• **Task objective**
Pick out the lines containing "Unidos".

• **Collection entries**

+ + + + +

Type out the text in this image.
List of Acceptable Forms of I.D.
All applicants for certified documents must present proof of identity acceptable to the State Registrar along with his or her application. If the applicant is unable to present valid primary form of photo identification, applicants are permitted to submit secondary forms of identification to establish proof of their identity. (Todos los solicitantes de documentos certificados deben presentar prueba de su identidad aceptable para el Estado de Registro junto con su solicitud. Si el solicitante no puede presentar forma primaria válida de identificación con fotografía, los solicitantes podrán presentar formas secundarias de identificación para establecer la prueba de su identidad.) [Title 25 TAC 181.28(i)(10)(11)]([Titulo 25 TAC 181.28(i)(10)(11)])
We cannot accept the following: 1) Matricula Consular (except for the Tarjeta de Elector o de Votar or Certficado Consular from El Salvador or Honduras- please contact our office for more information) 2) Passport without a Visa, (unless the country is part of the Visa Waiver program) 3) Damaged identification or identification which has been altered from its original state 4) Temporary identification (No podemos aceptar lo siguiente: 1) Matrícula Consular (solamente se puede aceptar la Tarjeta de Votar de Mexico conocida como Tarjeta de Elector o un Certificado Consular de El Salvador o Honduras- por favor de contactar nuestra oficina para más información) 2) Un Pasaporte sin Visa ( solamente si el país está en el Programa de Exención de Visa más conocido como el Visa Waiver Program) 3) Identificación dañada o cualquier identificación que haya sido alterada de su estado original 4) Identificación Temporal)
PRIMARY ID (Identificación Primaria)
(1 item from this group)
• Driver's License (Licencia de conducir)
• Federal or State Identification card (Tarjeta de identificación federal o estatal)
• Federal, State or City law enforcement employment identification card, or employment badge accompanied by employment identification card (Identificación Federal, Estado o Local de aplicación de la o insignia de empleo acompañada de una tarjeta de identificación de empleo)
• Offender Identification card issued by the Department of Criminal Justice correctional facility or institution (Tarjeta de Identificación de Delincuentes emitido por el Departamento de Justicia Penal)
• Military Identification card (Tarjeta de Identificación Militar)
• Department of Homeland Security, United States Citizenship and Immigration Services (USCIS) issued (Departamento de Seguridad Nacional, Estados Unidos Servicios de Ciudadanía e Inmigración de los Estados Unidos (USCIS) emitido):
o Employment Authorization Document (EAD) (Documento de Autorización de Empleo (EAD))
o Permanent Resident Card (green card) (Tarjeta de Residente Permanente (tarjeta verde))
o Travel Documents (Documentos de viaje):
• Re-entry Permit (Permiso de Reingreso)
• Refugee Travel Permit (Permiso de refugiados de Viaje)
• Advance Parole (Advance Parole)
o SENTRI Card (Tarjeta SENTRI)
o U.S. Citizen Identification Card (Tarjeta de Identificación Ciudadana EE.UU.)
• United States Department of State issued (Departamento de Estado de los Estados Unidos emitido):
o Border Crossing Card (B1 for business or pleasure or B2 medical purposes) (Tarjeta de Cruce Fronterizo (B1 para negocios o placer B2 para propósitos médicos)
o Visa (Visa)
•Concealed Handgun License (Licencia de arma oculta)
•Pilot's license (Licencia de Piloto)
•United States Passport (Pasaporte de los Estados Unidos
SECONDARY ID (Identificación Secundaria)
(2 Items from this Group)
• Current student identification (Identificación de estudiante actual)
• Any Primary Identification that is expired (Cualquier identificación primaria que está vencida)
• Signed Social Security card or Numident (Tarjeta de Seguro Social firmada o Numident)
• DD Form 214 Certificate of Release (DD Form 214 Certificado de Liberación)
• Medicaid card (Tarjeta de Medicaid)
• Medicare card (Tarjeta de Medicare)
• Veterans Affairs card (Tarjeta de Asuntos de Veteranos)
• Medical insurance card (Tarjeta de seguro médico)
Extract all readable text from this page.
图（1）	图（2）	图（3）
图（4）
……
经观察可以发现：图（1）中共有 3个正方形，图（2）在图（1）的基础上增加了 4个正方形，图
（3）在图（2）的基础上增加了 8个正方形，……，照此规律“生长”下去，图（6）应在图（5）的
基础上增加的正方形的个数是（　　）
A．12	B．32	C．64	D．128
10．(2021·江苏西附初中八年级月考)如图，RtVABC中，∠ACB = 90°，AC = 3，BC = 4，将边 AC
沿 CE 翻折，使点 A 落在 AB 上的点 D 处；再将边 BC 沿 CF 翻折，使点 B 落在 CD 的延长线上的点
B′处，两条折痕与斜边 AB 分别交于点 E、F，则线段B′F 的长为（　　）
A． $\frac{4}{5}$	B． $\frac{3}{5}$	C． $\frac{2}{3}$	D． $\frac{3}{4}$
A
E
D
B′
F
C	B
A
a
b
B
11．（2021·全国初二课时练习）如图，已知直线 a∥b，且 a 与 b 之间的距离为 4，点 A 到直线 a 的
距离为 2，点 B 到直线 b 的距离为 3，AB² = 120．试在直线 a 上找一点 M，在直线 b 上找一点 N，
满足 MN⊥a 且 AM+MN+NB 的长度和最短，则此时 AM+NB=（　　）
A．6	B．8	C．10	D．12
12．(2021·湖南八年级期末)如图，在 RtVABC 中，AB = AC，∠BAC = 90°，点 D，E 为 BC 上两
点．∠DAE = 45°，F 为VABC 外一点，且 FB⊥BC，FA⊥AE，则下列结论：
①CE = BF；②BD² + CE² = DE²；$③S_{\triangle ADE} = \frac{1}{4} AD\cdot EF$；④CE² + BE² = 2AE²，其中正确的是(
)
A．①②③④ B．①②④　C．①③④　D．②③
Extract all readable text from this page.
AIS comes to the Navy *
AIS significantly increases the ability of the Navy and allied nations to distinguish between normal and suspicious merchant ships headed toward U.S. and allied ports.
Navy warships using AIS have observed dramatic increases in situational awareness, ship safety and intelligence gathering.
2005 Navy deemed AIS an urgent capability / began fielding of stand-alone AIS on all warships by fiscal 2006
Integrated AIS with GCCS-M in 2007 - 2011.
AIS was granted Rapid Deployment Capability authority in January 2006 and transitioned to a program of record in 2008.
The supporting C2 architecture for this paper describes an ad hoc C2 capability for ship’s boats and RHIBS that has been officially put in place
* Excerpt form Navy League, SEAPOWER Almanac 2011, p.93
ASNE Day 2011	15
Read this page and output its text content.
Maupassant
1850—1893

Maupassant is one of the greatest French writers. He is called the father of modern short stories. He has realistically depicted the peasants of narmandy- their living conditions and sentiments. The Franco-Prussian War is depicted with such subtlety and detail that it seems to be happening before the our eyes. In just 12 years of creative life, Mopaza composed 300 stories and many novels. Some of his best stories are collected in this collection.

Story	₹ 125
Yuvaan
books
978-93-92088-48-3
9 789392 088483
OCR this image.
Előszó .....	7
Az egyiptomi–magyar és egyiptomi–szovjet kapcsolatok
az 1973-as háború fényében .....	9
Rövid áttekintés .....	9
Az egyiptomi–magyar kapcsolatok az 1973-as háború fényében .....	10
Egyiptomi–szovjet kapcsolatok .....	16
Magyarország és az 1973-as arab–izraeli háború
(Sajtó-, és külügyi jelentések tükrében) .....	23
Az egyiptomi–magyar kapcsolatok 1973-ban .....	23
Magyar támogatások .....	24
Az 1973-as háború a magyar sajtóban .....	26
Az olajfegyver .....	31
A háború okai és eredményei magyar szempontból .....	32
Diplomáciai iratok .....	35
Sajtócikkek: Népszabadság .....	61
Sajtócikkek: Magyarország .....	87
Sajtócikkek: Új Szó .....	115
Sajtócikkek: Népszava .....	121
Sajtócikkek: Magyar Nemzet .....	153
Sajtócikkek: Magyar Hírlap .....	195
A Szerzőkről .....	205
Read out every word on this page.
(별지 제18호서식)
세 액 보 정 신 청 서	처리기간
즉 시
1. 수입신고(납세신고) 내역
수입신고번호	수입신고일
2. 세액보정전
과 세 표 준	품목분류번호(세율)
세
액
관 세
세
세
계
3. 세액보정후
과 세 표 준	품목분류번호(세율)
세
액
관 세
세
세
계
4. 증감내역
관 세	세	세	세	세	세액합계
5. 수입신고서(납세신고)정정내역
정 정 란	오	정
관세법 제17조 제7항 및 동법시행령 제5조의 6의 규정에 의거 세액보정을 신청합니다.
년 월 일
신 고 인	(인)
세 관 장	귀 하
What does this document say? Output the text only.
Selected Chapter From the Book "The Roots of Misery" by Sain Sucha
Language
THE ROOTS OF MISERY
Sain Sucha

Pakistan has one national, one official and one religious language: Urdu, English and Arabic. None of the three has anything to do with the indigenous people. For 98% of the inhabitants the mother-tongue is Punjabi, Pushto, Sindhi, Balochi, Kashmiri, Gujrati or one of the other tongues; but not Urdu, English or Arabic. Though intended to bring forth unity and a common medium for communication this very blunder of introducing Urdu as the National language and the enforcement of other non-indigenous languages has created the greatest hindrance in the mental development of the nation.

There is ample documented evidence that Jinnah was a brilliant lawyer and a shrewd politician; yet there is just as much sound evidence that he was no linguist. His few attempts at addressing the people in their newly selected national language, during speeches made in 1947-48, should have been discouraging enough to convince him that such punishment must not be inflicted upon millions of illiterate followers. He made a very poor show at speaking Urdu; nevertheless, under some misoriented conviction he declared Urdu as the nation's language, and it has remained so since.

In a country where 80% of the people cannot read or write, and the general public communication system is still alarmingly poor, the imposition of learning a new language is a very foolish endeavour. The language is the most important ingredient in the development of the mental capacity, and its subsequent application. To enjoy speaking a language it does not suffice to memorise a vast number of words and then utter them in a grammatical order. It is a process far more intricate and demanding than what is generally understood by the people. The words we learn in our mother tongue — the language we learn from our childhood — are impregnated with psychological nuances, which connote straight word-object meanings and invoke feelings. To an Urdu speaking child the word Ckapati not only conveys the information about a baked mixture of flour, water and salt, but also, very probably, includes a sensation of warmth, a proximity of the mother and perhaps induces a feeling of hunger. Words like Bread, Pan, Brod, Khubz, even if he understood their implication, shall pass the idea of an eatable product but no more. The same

+ + + + +

• **Solution**
• Department of Homeland Security, United States Citizenship and Immigration Services (USCIS) issued (Departamento de Seguridad Nacional, Estados Unidos Servicios de Ciudadanía e Inmigración de los Estados Unidos (USCIS) emitido):
• United States Department of State issued (Departamento de Estado de los Estados Unidos emitido):
•United States Passport (Pasaporte de los Estados Unidos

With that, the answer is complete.